**Written problem**
Sort through the data and copy the lines holding the word "that".

──────── Excerpted data ────────

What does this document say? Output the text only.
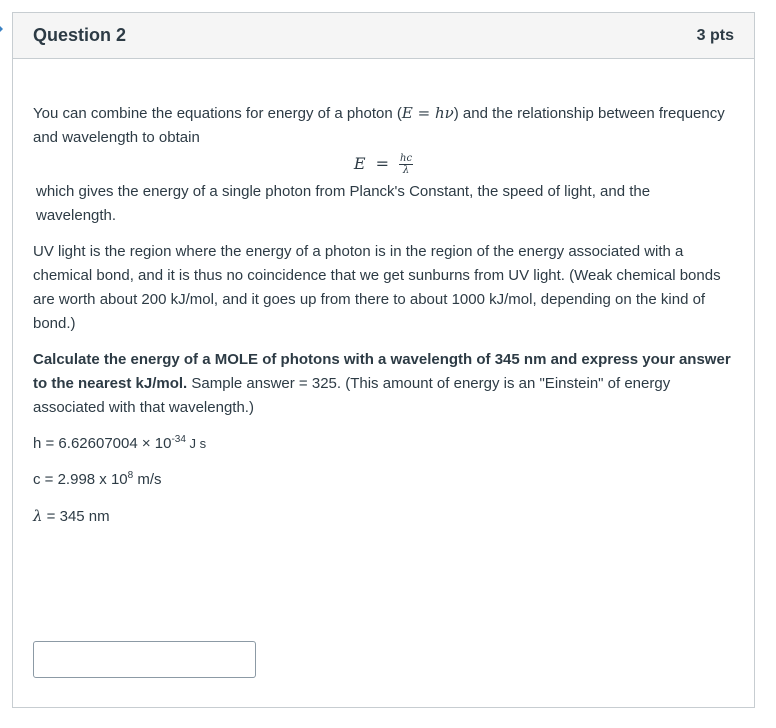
Question 2	3 pts

You can combine the equations for energy of a photon (E = hν) and the relationship between frequency and wavelength to obtain

$E = \frac{hc}{\lambda}$

which gives the energy of a single photon from Planck's Constant, the speed of light, and the wavelength.

UV light is the region where the energy of a photon is in the region of the energy associated with a chemical bond, and it is thus no coincidence that we get sunburns from UV light. (Weak chemical bonds are worth about 200 kJ/mol, and it goes up from there to about 1000 kJ/mol, depending on the kind of bond.)

Calculate the energy of a MOLE of photons with a wavelength of 345 nm and express your answer to the nearest kJ/mol. Sample answer = 325. (This amount of energy is an "Einstein" of energy associated with that wavelength.)

$h = 6.62607004 \times 10^{-34}$ J s

c = 2.998 x $10^8$ m/s

λ = 345 nm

────────

**The reply**
UV light is the region where the energy of a photon is in the region of the energy associated with a chemical bond, and it is thus no coincidence that we get sunburns from UV light. (Weak chemical bonds are worth about 200 kJ/mol, and it goes up from there to about 1000 kJ/mol, depending on the kind of bond.)
Calculate the energy of a MOLE of photons with a wavelength of 345 nm and express your answer to the nearest kJ/mol. Sample answer = 325. (This amount of energy is an "Einstein" of energy associated with that wavelength.)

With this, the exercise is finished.